-- Begin INPUT MATERIAL --

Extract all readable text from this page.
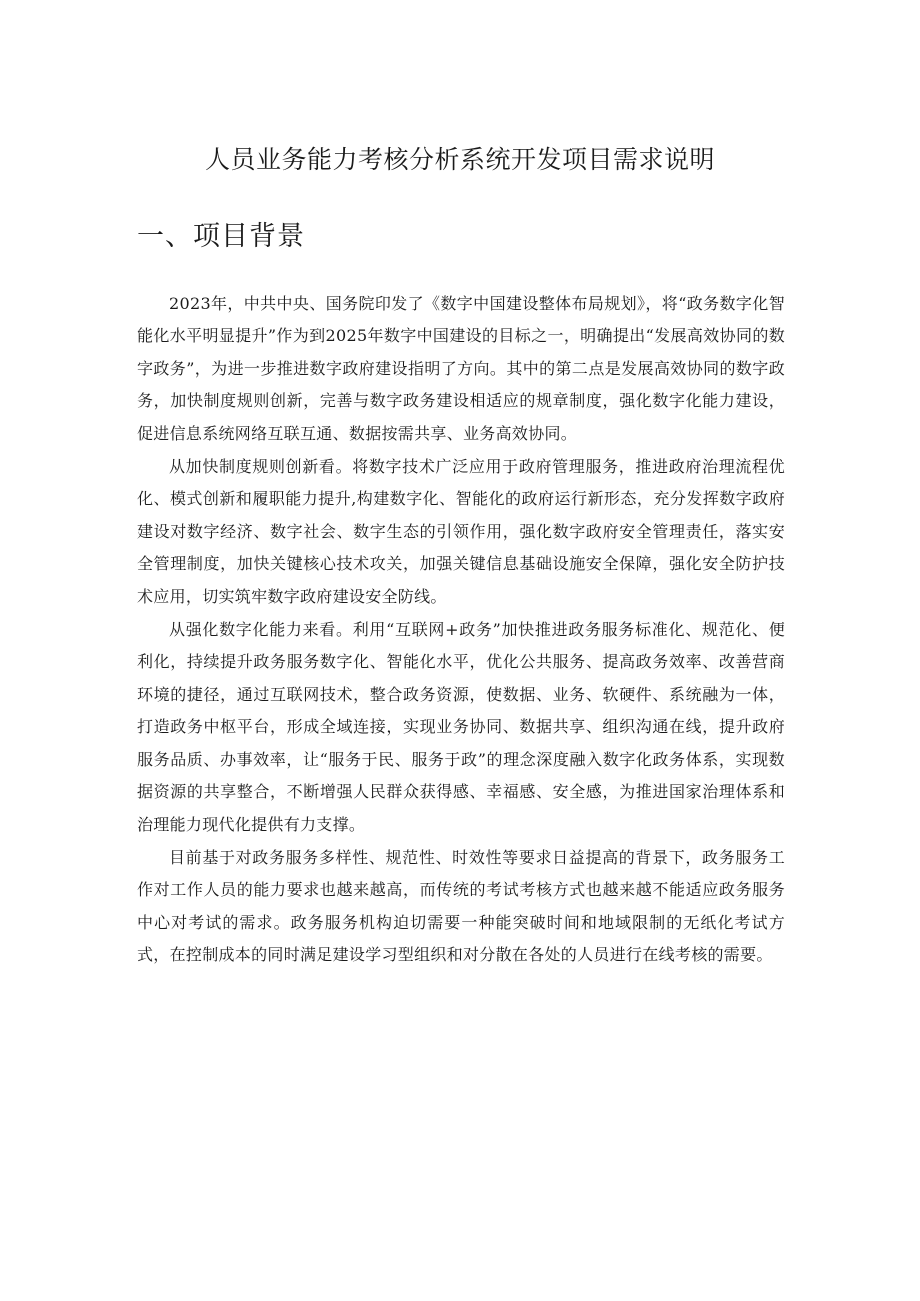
人员业务能力考核分析系统开发项目需求说明
一、项目背景

2023年，中共中央、国务院印发了《数字中国建设整体布局规划》，将“政务数字化智能化水平明显提升”作为到2025年数字中国建设的目标之一，明确提出“发展高效协同的数字政务”，为进一步推进数字政府建设指明了方向。其中的第二点是发展高效协同的数字政务，加快制度规则创新，完善与数字政务建设相适应的规章制度，强化数字化能力建设，促进信息系统网络互联互通、数据按需共享、业务高效协同。

从加快制度规则创新看。将数字技术广泛应用于政府管理服务，推进政府治理流程优化、模式创新和履职能力提升,构建数字化、智能化的政府运行新形态，充分发挥数字政府建设对数字经济、数字社会、数字生态的引领作用，强化数字政府安全管理责任，落实安全管理制度，加快关键核心技术攻关，加强关键信息基础设施安全保障，强化安全防护技术应用，切实筑牢数字政府建设安全防线。

从强化数字化能力来看。利用“互联网+政务”加快推进政务服务标准化、规范化、便利化，持续提升政务服务数字化、智能化水平，优化公共服务、提高政务效率、改善营商环境的捷径，通过互联网技术，整合政务资源，使数据、业务、软硬件、系统融为一体，打造政务中枢平台，形成全域连接，实现业务协同、数据共享、组织沟通在线，提升政府服务品质、办事效率，让“服务于民、服务于政”的理念深度融入数字化政务体系，实现数据资源的共享整合，不断增强人民群众获得感、幸福感、安全感，为推进国家治理体系和治理能力现代化提供有力支撑。

目前基于对政务服务多样性、规范性、时效性等要求日益提高的背景下，政务服务工作对工作人员的能力要求也越来越高，而传统的考试考核方式也越来越不能适应政务服务中心对考试的需求。政务服务机构迫切需要一种能突破时间和地域限制的无纸化考试方式，在控制成本的同时满足建设学习型组织和对分散在各处的人员进行在线考核的需要。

-- End INPUT MATERIAL --

REQUEST: Print the whole listing above once more, word for word, without its pictures.

THE REPLY:
Extract all readable text from this page.
人员业务能力考核分析系统开发项目需求说明
一、项目背景

2023年，中共中央、国务院印发了《数字中国建设整体布局规划》，将“政务数字化智能化水平明显提升”作为到2025年数字中国建设的目标之一，明确提出“发展高效协同的数字政务”，为进一步推进数字政府建设指明了方向。其中的第二点是发展高效协同的数字政务，加快制度规则创新，完善与数字政务建设相适应的规章制度，强化数字化能力建设，促进信息系统网络互联互通、数据按需共享、业务高效协同。

从加快制度规则创新看。将数字技术广泛应用于政府管理服务，推进政府治理流程优化、模式创新和履职能力提升,构建数字化、智能化的政府运行新形态，充分发挥数字政府建设对数字经济、数字社会、数字生态的引领作用，强化数字政府安全管理责任，落实安全管理制度，加快关键核心技术攻关，加强关键信息基础设施安全保障，强化安全防护技术应用，切实筑牢数字政府建设安全防线。

从强化数字化能力来看。利用“互联网+政务”加快推进政务服务标准化、规范化、便利化，持续提升政务服务数字化、智能化水平，优化公共服务、提高政务效率、改善营商环境的捷径，通过互联网技术，整合政务资源，使数据、业务、软硬件、系统融为一体，打造政务中枢平台，形成全域连接，实现业务协同、数据共享、组织沟通在线，提升政府服务品质、办事效率，让“服务于民、服务于政”的理念深度融入数字化政务体系，实现数据资源的共享整合，不断增强人民群众获得感、幸福感、安全感，为推进国家治理体系和治理能力现代化提供有力支撑。

目前基于对政务服务多样性、规范性、时效性等要求日益提高的背景下，政务服务工作对工作人员的能力要求也越来越高，而传统的考试考核方式也越来越不能适应政务服务中心对考试的需求。政务服务机构迫切需要一种能突破时间和地域限制的无纸化考试方式，在控制成本的同时满足建设学习型组织和对分散在各处的人员进行在线考核的需要。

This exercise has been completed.